• SHORT EXERCISE: Reproduce every entry that follows word for word, but omit the images.

==== INPUT DATA

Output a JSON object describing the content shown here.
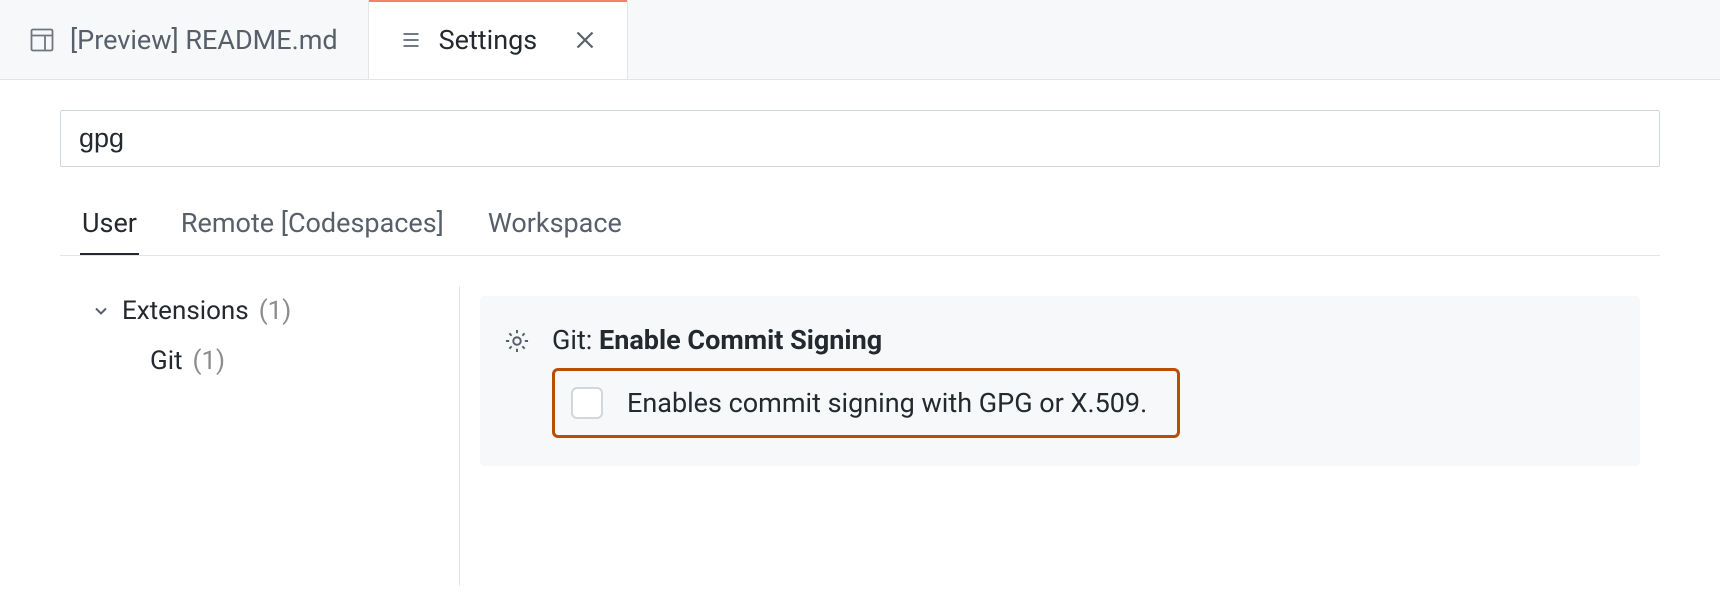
{
  "tabs": [
    {
      "label": "[Preview] README.md",
      "active": false
    },
    {
      "label": "Settings",
      "active": true
    }
  ],
  "search": {
    "value": "gpg"
  },
  "scopes": [
    {
      "label": "User"
    },
    {
      "label": "Remote [Codespaces]"
    },
    {
      "label": "Workspace"
    }
  ],
  "sidebar": {
    "group": {
      "label": "Extensions",
      "count": "(1)"
    },
    "child": {
      "label": "Git",
      "count": "(1)"
    }
  },
  "setting": {
    "prefix": "Git: ",
    "title": "Enable Commit Signing",
    "description": "Enables commit signing with GPG or X.509."
  }
}
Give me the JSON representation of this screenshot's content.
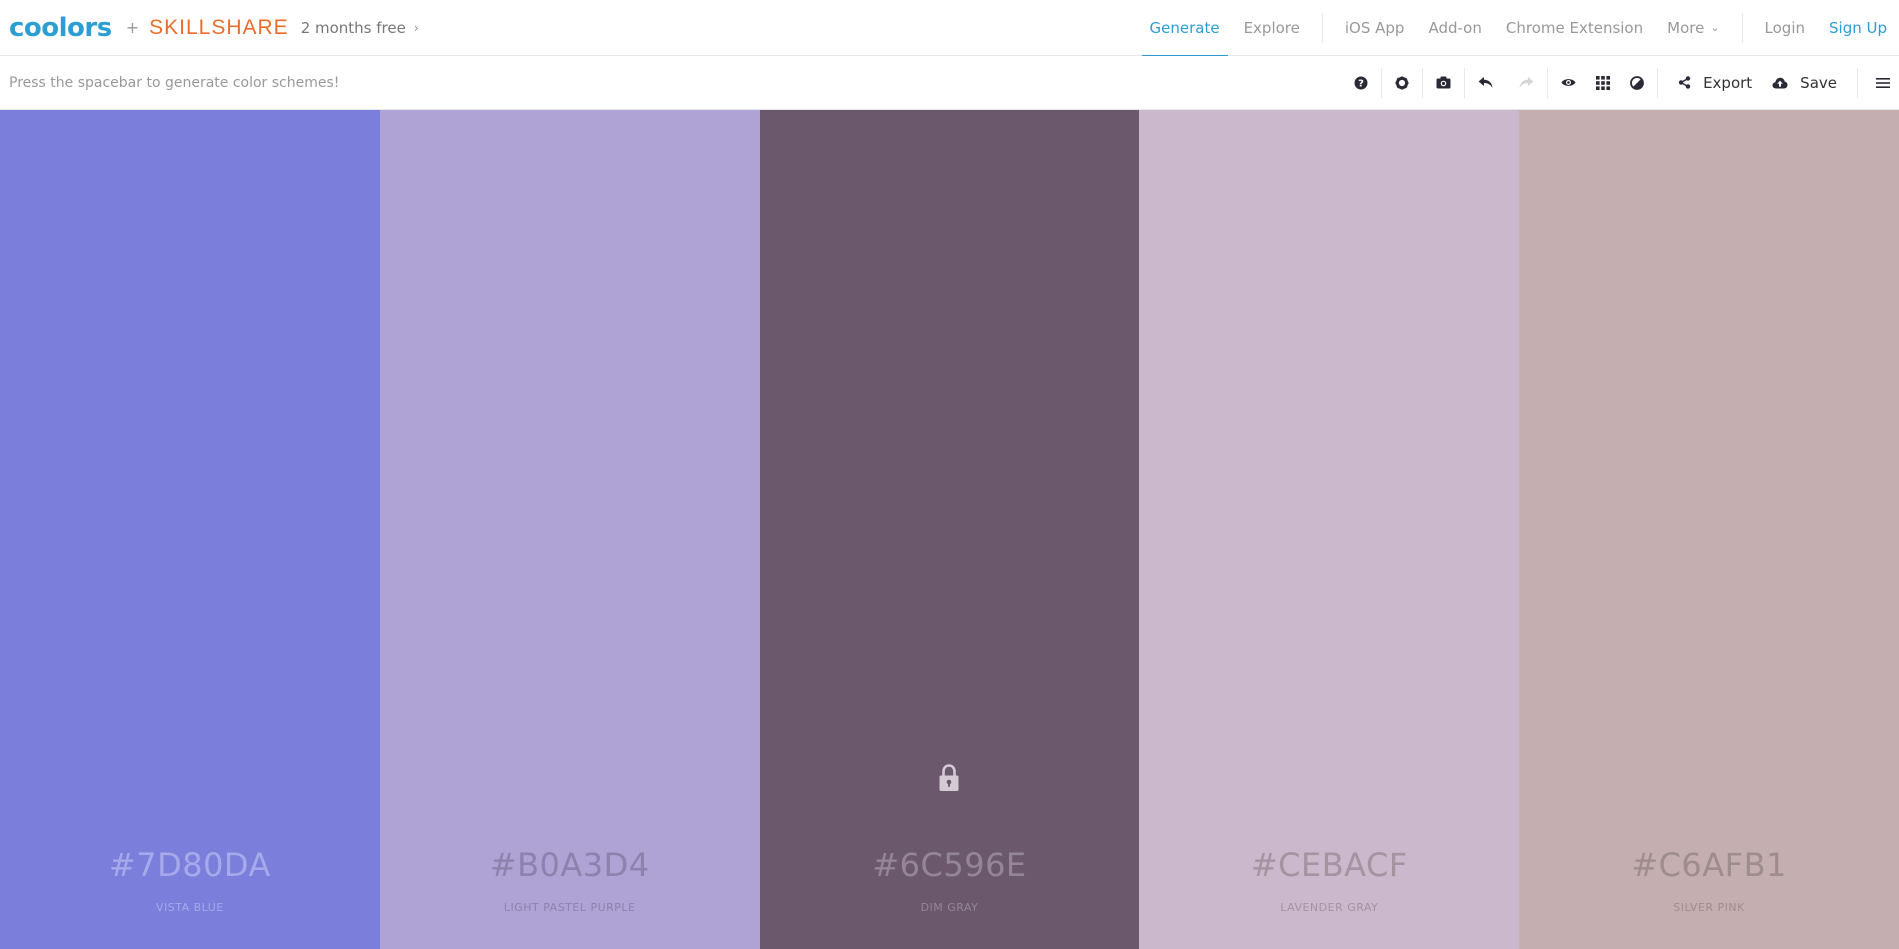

========

• WRITTEN SOLUTION:
Output a JSON object describing the content shown here.
{
  "tabs": [
    {
      "label": "[Preview] README.md",
      "active": false
    },
    {
      "label": "Settings",
      "active": true
    }
  ],
  "search": {
    "value": "gpg"
  },
  "scopes": [
    {
      "label": "User"
    },
    {
      "label": "Remote [Codespaces]"
    },
    {
      "label": "Workspace"
    }
  ],
  "sidebar": {
    "group": {
      "label": "Extensions",
      "count": "(1)"
    },
    "child": {
      "label": "Git",
      "count": "(1)"
    }
  },
  "setting": {
    "prefix": "Git: ",
    "title": "Enable Commit Signing",
    "description": "Enables commit signing with GPG or X.509."
  }
}
Give me the JSON representation of this screenshot's content.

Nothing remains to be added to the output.